• **WHAT THE EXERCISE ASKS**: Can the data below be set down again exactly, line for line?

• **DATA EXCERPTS**:
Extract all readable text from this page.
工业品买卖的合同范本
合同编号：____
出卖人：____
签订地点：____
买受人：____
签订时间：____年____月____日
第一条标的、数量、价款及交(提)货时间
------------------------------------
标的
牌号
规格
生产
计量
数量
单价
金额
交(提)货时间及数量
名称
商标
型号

• **REPLY**:
Extract all readable text from this page.
工业品买卖的合同范本
合同编号：____
出卖人：____
签订地点：____
买受人：____
签订时间：____年____月____日
第一条标的、数量、价款及交(提)货时间
------------------------------------
标的
牌号
规格
生产
计量
数量
单价
金额
交(提)货时间及数量
名称
商标
型号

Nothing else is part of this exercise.